Exercise requirements: Please copy every line of the records below that holds the word "Brown".
# Extracted records start
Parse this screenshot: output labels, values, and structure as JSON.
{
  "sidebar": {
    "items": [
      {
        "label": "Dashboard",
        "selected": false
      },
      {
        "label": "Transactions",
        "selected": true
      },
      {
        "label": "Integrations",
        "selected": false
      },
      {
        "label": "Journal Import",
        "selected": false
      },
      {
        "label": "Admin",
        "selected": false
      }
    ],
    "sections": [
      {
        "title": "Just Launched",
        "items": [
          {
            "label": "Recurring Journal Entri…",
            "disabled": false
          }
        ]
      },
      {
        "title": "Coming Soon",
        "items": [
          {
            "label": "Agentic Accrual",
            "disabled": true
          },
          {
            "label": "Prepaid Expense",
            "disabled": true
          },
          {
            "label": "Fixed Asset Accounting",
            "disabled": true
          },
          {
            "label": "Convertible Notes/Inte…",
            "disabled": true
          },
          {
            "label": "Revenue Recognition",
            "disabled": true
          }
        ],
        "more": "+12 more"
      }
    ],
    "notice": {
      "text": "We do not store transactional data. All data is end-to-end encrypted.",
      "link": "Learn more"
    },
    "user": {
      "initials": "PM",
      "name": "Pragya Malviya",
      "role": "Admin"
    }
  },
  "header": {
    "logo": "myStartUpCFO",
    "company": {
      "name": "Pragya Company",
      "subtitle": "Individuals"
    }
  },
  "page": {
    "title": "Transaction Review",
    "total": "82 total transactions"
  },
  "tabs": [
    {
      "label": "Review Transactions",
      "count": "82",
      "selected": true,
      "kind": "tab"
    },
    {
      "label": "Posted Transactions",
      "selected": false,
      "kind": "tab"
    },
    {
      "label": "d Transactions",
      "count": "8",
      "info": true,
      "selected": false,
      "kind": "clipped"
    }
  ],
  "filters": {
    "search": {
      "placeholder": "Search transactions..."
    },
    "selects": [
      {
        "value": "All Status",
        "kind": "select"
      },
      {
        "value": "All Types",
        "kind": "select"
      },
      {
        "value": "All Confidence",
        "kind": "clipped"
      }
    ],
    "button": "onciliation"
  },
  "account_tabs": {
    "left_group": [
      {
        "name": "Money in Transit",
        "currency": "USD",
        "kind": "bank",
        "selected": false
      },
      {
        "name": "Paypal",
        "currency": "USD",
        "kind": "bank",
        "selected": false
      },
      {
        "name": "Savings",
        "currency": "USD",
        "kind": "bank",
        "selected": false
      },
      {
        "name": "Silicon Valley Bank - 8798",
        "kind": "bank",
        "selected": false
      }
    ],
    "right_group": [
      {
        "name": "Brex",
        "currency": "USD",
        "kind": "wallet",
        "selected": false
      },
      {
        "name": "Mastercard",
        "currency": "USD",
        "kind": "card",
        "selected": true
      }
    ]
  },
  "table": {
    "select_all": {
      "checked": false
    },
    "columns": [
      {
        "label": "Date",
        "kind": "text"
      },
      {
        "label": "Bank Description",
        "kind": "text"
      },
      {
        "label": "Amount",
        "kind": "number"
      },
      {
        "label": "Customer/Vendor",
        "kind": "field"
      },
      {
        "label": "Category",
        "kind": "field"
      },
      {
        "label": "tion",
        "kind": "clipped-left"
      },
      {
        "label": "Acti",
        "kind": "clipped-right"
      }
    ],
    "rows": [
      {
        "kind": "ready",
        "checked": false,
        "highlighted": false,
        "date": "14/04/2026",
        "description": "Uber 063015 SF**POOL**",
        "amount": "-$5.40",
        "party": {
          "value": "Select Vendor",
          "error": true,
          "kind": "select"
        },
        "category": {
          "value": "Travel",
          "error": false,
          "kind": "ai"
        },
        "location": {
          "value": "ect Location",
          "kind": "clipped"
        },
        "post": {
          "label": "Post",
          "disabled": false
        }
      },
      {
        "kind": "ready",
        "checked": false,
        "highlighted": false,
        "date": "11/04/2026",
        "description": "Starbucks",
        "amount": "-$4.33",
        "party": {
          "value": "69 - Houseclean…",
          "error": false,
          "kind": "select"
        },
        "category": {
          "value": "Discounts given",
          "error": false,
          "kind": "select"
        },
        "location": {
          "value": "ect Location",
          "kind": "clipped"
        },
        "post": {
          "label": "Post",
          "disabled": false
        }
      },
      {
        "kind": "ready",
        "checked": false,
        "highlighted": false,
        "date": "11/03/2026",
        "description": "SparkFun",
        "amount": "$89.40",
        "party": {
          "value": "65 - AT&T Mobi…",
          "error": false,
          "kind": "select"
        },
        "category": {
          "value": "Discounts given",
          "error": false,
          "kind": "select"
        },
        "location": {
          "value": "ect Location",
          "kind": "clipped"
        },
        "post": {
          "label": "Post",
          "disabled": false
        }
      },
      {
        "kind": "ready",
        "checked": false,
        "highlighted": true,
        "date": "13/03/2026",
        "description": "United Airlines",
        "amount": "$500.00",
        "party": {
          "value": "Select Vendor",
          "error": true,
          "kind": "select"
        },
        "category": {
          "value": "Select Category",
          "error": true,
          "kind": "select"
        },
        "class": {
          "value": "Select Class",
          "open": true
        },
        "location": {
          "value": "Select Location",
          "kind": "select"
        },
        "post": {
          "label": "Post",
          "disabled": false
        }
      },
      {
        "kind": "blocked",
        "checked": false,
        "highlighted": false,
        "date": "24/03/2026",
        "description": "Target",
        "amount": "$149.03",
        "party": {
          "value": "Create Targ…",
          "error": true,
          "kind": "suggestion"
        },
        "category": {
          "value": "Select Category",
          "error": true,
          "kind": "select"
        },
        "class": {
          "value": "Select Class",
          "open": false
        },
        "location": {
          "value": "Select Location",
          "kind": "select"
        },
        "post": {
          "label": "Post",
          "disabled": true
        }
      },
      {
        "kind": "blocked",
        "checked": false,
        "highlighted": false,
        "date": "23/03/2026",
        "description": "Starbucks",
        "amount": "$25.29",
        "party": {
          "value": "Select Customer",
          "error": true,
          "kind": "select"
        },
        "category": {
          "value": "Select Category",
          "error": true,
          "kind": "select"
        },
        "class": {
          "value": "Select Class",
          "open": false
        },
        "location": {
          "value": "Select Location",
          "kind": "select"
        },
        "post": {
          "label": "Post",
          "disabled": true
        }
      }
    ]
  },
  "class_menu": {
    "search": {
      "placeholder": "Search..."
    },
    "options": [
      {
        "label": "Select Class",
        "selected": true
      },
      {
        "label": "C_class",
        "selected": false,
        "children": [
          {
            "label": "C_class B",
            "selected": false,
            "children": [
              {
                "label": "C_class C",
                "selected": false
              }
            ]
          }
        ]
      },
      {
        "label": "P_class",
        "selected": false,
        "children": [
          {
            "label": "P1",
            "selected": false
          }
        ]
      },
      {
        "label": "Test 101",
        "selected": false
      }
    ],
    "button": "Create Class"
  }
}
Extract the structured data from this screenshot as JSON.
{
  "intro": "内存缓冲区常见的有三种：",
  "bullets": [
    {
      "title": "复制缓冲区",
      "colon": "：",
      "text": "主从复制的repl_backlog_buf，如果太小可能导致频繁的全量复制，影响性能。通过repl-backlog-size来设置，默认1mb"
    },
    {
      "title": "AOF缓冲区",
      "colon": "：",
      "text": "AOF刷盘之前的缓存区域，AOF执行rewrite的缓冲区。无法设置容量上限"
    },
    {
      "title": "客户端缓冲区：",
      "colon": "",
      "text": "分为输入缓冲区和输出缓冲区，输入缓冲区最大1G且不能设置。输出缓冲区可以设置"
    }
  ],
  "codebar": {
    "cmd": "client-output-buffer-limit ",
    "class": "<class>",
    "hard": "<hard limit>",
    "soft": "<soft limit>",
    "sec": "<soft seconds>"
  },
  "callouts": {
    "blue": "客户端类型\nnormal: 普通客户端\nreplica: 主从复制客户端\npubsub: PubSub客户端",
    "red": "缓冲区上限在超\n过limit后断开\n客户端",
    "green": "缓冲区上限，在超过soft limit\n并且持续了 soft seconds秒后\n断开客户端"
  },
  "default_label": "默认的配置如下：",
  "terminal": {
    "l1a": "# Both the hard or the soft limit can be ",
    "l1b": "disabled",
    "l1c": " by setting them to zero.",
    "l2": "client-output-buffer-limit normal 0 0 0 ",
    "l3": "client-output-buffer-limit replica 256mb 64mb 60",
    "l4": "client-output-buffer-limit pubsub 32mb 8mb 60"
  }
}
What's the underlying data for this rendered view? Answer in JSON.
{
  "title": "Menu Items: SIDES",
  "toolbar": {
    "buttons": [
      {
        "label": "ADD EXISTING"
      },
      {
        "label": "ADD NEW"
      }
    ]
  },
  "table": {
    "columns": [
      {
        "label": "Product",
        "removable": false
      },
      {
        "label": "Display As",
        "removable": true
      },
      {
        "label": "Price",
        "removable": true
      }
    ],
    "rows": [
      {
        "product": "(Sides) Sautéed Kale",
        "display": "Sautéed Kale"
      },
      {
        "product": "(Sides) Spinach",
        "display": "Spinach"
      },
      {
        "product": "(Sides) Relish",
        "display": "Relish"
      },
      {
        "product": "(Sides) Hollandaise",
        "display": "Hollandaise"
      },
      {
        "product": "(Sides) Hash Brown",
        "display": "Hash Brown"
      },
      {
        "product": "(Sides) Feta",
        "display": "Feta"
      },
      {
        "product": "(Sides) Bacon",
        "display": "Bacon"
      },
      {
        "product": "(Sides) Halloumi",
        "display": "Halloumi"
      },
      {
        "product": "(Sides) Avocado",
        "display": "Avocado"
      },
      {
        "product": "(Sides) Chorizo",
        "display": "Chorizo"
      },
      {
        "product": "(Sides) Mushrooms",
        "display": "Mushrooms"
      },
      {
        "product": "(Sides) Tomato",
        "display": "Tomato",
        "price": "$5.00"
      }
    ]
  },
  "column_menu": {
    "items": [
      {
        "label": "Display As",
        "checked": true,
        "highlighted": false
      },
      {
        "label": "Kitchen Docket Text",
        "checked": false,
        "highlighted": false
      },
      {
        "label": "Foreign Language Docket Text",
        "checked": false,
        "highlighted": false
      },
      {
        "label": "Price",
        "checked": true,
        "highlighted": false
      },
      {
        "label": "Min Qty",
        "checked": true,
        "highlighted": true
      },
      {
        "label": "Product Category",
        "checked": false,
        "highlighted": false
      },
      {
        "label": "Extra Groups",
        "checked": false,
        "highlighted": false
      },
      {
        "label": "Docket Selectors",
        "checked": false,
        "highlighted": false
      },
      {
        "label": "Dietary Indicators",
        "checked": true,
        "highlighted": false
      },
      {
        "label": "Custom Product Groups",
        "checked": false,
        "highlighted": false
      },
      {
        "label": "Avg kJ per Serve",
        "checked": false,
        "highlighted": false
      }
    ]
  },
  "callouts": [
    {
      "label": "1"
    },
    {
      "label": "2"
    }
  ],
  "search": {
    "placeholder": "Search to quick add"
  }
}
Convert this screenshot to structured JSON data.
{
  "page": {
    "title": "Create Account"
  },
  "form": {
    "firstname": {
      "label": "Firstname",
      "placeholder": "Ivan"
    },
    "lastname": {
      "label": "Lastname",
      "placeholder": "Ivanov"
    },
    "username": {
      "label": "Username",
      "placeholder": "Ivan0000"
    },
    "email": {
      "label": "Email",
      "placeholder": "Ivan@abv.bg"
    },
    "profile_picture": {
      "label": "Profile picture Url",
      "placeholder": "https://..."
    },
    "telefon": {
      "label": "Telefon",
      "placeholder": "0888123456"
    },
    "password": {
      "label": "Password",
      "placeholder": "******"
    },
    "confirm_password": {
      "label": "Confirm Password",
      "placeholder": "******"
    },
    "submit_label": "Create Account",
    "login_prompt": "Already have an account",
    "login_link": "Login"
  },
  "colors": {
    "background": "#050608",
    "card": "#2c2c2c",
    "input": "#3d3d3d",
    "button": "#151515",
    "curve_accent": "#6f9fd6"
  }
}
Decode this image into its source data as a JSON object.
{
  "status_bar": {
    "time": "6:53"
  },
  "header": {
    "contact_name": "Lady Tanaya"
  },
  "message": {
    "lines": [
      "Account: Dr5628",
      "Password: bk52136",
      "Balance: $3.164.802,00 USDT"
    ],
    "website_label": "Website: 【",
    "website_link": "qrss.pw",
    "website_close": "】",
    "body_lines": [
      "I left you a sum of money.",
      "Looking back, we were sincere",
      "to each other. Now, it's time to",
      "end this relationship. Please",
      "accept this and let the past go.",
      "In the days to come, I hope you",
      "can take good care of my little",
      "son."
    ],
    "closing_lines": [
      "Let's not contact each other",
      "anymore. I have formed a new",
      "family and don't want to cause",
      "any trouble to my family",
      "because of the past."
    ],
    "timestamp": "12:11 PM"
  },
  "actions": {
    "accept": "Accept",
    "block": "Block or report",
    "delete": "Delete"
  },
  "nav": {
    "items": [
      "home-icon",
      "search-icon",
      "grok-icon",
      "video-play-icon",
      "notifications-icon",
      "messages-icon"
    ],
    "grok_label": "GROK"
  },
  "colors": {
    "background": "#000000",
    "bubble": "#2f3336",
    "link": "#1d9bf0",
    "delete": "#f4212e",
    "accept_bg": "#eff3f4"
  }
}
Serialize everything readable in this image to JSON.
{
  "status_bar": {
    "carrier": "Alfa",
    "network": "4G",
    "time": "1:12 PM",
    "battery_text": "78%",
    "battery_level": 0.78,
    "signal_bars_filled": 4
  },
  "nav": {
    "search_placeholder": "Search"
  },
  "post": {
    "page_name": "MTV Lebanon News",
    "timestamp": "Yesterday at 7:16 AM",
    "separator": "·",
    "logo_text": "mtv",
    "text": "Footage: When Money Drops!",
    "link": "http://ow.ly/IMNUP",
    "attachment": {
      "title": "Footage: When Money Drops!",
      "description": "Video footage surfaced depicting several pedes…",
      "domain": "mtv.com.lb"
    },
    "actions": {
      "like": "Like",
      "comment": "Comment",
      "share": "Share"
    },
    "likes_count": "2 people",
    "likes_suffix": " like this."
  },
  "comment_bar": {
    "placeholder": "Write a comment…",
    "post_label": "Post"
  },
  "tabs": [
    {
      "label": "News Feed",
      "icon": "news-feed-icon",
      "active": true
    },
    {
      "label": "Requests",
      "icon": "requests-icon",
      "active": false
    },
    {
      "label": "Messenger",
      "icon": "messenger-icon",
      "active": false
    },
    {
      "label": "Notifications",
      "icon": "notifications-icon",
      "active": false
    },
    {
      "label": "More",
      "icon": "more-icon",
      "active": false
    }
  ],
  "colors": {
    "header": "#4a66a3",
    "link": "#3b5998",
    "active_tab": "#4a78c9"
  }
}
# Extracted records end
Correct output:
        "product": "(Sides) Hash Brown",
        "display": "Hash Brown"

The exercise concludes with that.